> [Text excerpt]:
* BEGIN *

The cause - an absurd decree - would have produced disastrous effects immediately.
In human affairs, which are much more complex, it generally happens that bad decisions do not produce all their bad effects immediately, but only in the course of time.
Today the world is struggling with an unprecedented economic collapse, caused by a mistaken decision taken almost 38 years ago.
The distance of 38 years in time, in a world which is undergoing change at such a rapid pace as ours, is a great distance. Those who can remember the bad decision of August 15, 1971, and who can recall how the world worked before that date, are today at least 63 years of age. They are already either retired or about to retire from active life.
For men who are active today, 1971 is a date that is beyond the horizon of their interest. For those men, what they have seen in their lives seems to them completely normal; they think that life has always been as they have known it. Why should it not continue to be so?

* END *

> [List of tasks]:
**A.** Answer these from the passage on the 1971 decision:
(i) About how many years before the time of writing was the mistaken decision taken?
(ii) On what date was that decision made?
(iii) At minimum, how old are the people who can remember that decision?
**B.** Resume the passage on the 1971 decision and the economic collapse, starting after its last sentence.
The listing is separate material, unrelated to the passage on the 1971 decision.

> [Raw data]:
* BEGIN *

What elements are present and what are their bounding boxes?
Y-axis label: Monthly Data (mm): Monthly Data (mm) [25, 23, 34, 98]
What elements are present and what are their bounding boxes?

* END *

> [Expected answers]:
**A.**
(i) Almost 38 years.
(ii) August 15, 1971.
(iii) At least 63 years of age.

**B.**
Perhaps this is the reason that all we read in magazines and newspapers and all that we see on TV never mentions the mistaken decision taken on August 15, 1971. Both those who govern and those who are governed cannot establish an intellectual link between a cause,which happened either before they were born or when they were still wearing short pants, and an effect, the present global economic disaster.
What happened on that fateful day?
What happened was the equivalent of decreeing that cars should run on water: for the first time in history, the whole world began using fictitious money, papers that simulated real money. This happened when President Nixon of the United States decreed that as of that date, the dollar - the central currency of the world on which rested all the other currencies - ceased to be redeemable through the delivery of one ounce of gold for each $35 dollars which central banks of the world might present for collection in gold.
The effect of this event has taken 38 years to be felt in all its enormity.
Nature does not care if human beings think or do not think. Nature does not care if humans take note of causes and effects, or if they ignore them. Nature does not care if they are wise or foolish: Nature is pitiless about collecting its due. If you do not sow, you will go hungry. Academic discussions do not influence the inexorable operation of the Laws of Nature.
Cars do not run on water, they run on gasoline. Economies - civilizations themselves - cannot function on simulated money, money that is fraudulent, fictitious and imaginary (in the case of bank money).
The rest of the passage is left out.